- [Exercise prompt] Every entry needs to be reproduced exactly.
--- Begin ---
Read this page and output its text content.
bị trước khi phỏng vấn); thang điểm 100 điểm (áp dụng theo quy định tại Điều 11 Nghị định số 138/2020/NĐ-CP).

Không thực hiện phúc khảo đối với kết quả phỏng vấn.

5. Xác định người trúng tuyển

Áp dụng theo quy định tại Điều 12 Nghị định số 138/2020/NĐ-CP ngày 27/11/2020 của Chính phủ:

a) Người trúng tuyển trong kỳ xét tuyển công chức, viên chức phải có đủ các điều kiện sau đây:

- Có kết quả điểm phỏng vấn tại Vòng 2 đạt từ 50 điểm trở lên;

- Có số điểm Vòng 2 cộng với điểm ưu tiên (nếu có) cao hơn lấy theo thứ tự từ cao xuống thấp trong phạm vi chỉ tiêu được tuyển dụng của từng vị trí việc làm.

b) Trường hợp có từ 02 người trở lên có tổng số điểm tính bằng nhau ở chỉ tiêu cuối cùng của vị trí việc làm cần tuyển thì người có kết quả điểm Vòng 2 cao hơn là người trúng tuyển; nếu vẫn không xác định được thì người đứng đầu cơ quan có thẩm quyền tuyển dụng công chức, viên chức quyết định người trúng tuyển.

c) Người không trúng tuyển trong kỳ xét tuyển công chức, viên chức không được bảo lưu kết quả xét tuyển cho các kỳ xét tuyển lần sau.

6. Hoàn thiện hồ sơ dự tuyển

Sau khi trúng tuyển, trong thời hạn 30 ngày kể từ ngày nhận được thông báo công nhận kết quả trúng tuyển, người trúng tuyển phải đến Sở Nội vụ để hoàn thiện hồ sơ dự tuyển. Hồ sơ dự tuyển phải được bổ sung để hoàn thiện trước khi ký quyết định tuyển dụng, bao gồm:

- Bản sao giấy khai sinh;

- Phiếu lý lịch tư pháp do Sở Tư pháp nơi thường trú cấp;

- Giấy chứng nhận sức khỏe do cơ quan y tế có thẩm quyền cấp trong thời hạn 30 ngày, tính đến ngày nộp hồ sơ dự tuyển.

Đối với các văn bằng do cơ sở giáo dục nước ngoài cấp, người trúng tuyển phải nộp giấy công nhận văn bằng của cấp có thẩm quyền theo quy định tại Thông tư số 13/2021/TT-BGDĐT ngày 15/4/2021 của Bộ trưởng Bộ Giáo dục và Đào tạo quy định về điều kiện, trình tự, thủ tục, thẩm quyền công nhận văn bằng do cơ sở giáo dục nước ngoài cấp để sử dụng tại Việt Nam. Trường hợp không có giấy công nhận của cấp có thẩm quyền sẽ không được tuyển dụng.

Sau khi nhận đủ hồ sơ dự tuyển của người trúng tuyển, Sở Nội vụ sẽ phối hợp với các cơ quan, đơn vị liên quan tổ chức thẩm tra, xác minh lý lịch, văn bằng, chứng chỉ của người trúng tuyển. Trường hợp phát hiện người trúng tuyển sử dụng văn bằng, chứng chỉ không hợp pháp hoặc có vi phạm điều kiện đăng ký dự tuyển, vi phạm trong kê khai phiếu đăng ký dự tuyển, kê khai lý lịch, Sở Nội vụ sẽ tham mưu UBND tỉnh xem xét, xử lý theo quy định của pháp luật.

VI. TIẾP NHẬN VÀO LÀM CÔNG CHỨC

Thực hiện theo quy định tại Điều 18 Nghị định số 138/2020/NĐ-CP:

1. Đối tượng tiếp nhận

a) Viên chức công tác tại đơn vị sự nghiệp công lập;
--- End ---
- [Result for this task]
Read this page and output its text content.
bị trước khi phỏng vấn); thang điểm 100 điểm (áp dụng theo quy định tại Điều 11 Nghị định số 138/2020/NĐ-CP).

Không thực hiện phúc khảo đối với kết quả phỏng vấn.

5. Xác định người trúng tuyển

Áp dụng theo quy định tại Điều 12 Nghị định số 138/2020/NĐ-CP ngày 27/11/2020 của Chính phủ:

a) Người trúng tuyển trong kỳ xét tuyển công chức, viên chức phải có đủ các điều kiện sau đây:

- Có kết quả điểm phỏng vấn tại Vòng 2 đạt từ 50 điểm trở lên;

- Có số điểm Vòng 2 cộng với điểm ưu tiên (nếu có) cao hơn lấy theo thứ tự từ cao xuống thấp trong phạm vi chỉ tiêu được tuyển dụng của từng vị trí việc làm.

b) Trường hợp có từ 02 người trở lên có tổng số điểm tính bằng nhau ở chỉ tiêu cuối cùng của vị trí việc làm cần tuyển thì người có kết quả điểm Vòng 2 cao hơn là người trúng tuyển; nếu vẫn không xác định được thì người đứng đầu cơ quan có thẩm quyền tuyển dụng công chức, viên chức quyết định người trúng tuyển.

c) Người không trúng tuyển trong kỳ xét tuyển công chức, viên chức không được bảo lưu kết quả xét tuyển cho các kỳ xét tuyển lần sau.

6. Hoàn thiện hồ sơ dự tuyển

Sau khi trúng tuyển, trong thời hạn 30 ngày kể từ ngày nhận được thông báo công nhận kết quả trúng tuyển, người trúng tuyển phải đến Sở Nội vụ để hoàn thiện hồ sơ dự tuyển. Hồ sơ dự tuyển phải được bổ sung để hoàn thiện trước khi ký quyết định tuyển dụng, bao gồm:

- Bản sao giấy khai sinh;

- Phiếu lý lịch tư pháp do Sở Tư pháp nơi thường trú cấp;

- Giấy chứng nhận sức khỏe do cơ quan y tế có thẩm quyền cấp trong thời hạn 30 ngày, tính đến ngày nộp hồ sơ dự tuyển.

Đối với các văn bằng do cơ sở giáo dục nước ngoài cấp, người trúng tuyển phải nộp giấy công nhận văn bằng của cấp có thẩm quyền theo quy định tại Thông tư số 13/2021/TT-BGDĐT ngày 15/4/2021 của Bộ trưởng Bộ Giáo dục và Đào tạo quy định về điều kiện, trình tự, thủ tục, thẩm quyền công nhận văn bằng do cơ sở giáo dục nước ngoài cấp để sử dụng tại Việt Nam. Trường hợp không có giấy công nhận của cấp có thẩm quyền sẽ không được tuyển dụng.

Sau khi nhận đủ hồ sơ dự tuyển của người trúng tuyển, Sở Nội vụ sẽ phối hợp với các cơ quan, đơn vị liên quan tổ chức thẩm tra, xác minh lý lịch, văn bằng, chứng chỉ của người trúng tuyển. Trường hợp phát hiện người trúng tuyển sử dụng văn bằng, chứng chỉ không hợp pháp hoặc có vi phạm điều kiện đăng ký dự tuyển, vi phạm trong kê khai phiếu đăng ký dự tuyển, kê khai lý lịch, Sở Nội vụ sẽ tham mưu UBND tỉnh xem xét, xử lý theo quy định của pháp luật.

VI. TIẾP NHẬN VÀO LÀM CÔNG CHỨC

Thực hiện theo quy định tại Điều 18 Nghị định số 138/2020/NĐ-CP:

1. Đối tượng tiếp nhận

a) Viên chức công tác tại đơn vị sự nghiệp công lập;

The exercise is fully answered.